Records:
## Start

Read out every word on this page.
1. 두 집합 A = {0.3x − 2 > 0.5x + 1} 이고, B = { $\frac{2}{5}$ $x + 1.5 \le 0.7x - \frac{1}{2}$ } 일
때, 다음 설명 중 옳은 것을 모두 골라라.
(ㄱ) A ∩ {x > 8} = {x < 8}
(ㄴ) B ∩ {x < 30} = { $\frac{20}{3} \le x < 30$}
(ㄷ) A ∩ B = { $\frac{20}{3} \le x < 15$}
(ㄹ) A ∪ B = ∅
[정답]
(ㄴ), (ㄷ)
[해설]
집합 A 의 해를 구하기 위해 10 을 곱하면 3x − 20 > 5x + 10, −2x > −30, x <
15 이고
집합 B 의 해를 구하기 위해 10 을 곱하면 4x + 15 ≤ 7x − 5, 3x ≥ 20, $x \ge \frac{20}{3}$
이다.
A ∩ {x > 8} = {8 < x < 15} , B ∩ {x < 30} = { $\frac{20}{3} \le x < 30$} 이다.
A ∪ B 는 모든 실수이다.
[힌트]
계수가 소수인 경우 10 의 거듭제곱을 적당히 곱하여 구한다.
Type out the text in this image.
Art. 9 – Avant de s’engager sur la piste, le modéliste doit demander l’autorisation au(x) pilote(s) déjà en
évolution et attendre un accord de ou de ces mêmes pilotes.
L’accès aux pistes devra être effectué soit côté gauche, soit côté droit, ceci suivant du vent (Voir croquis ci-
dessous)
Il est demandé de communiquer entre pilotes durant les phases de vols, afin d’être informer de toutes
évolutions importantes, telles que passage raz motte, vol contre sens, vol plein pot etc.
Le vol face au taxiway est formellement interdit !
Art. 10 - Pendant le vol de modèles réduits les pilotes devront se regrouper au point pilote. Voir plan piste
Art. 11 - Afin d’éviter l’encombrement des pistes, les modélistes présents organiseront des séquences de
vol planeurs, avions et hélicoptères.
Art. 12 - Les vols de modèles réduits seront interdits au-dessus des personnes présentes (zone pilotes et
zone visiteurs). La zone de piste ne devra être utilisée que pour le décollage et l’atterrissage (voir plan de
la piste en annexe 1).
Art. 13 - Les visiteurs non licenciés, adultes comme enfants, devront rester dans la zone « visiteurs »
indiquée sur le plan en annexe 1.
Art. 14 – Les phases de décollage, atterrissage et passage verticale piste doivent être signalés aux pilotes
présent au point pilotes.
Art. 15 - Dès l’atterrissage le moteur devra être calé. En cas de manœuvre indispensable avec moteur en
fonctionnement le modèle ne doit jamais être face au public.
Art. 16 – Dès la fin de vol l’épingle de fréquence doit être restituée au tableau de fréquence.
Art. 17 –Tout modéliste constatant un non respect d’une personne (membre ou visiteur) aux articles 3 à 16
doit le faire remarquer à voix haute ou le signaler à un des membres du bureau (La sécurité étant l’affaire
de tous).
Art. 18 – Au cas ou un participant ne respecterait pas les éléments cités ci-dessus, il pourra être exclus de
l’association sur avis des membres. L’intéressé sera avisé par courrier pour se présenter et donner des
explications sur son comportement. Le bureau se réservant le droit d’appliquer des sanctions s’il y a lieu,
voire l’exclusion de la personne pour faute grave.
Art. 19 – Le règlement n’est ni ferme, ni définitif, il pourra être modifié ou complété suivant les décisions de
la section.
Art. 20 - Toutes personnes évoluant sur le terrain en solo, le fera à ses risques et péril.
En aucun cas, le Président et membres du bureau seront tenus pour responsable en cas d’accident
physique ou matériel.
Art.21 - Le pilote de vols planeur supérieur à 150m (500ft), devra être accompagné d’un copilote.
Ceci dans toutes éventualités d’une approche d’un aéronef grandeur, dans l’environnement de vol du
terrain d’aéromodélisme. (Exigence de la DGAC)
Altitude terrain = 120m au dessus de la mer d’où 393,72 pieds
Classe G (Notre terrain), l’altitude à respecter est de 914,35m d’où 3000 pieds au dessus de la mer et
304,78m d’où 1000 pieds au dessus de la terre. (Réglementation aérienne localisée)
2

## End

**Short task**
Your task is to repeat every entry exactly.

**Exercise response**
Read out every word on this page.
1. 두 집합 A = {0.3x − 2 > 0.5x + 1} 이고, B = { $\frac{2}{5}$ $x + 1.5 \le 0.7x - \frac{1}{2}$ } 일
때, 다음 설명 중 옳은 것을 모두 골라라.
(ㄱ) A ∩ {x > 8} = {x < 8}
(ㄴ) B ∩ {x < 30} = { $\frac{20}{3} \le x < 30$}
(ㄷ) A ∩ B = { $\frac{20}{3} \le x < 15$}
(ㄹ) A ∪ B = ∅
[정답]
(ㄴ), (ㄷ)
[해설]
집합 A 의 해를 구하기 위해 10 을 곱하면 3x − 20 > 5x + 10, −2x > −30, x <
15 이고
집합 B 의 해를 구하기 위해 10 을 곱하면 4x + 15 ≤ 7x − 5, 3x ≥ 20, $x \ge \frac{20}{3}$
이다.
A ∩ {x > 8} = {8 < x < 15} , B ∩ {x < 30} = { $\frac{20}{3} \le x < 30$} 이다.
A ∪ B 는 모든 실수이다.
[힌트]
계수가 소수인 경우 10 의 거듭제곱을 적당히 곱하여 구한다.
Type out the text in this image.
Art. 9 – Avant de s’engager sur la piste, le modéliste doit demander l’autorisation au(x) pilote(s) déjà en
évolution et attendre un accord de ou de ces mêmes pilotes.
L’accès aux pistes devra être effectué soit côté gauche, soit côté droit, ceci suivant du vent (Voir croquis ci-
dessous)
Il est demandé de communiquer entre pilotes durant les phases de vols, afin d’être informer de toutes
évolutions importantes, telles que passage raz motte, vol contre sens, vol plein pot etc.
Le vol face au taxiway est formellement interdit !
Art. 10 - Pendant le vol de modèles réduits les pilotes devront se regrouper au point pilote. Voir plan piste
Art. 11 - Afin d’éviter l’encombrement des pistes, les modélistes présents organiseront des séquences de
vol planeurs, avions et hélicoptères.
Art. 12 - Les vols de modèles réduits seront interdits au-dessus des personnes présentes (zone pilotes et
zone visiteurs). La zone de piste ne devra être utilisée que pour le décollage et l’atterrissage (voir plan de
la piste en annexe 1).
Art. 13 - Les visiteurs non licenciés, adultes comme enfants, devront rester dans la zone « visiteurs »
indiquée sur le plan en annexe 1.
Art. 14 – Les phases de décollage, atterrissage et passage verticale piste doivent être signalés aux pilotes
présent au point pilotes.
Art. 15 - Dès l’atterrissage le moteur devra être calé. En cas de manœuvre indispensable avec moteur en
fonctionnement le modèle ne doit jamais être face au public.
Art. 16 – Dès la fin de vol l’épingle de fréquence doit être restituée au tableau de fréquence.
Art. 17 –Tout modéliste constatant un non respect d’une personne (membre ou visiteur) aux articles 3 à 16
doit le faire remarquer à voix haute ou le signaler à un des membres du bureau (La sécurité étant l’affaire
de tous).
Art. 18 – Au cas ou un participant ne respecterait pas les éléments cités ci-dessus, il pourra être exclus de
l’association sur avis des membres. L’intéressé sera avisé par courrier pour se présenter et donner des
explications sur son comportement. Le bureau se réservant le droit d’appliquer des sanctions s’il y a lieu,
voire l’exclusion de la personne pour faute grave.
Art. 19 – Le règlement n’est ni ferme, ni définitif, il pourra être modifié ou complété suivant les décisions de
la section.
Art. 20 - Toutes personnes évoluant sur le terrain en solo, le fera à ses risques et péril.
En aucun cas, le Président et membres du bureau seront tenus pour responsable en cas d’accident
physique ou matériel.
Art.21 - Le pilote de vols planeur supérieur à 150m (500ft), devra être accompagné d’un copilote.
Ceci dans toutes éventualités d’une approche d’un aéronef grandeur, dans l’environnement de vol du
terrain d’aéromodélisme. (Exigence de la DGAC)
Altitude terrain = 120m au dessus de la mer d’où 393,72 pieds
Classe G (Notre terrain), l’altitude à respecter est de 914,35m d’où 3000 pieds au dessus de la mer et
304,78m d’où 1000 pieds au dessus de la terre. (Réglementation aérienne localisée)
2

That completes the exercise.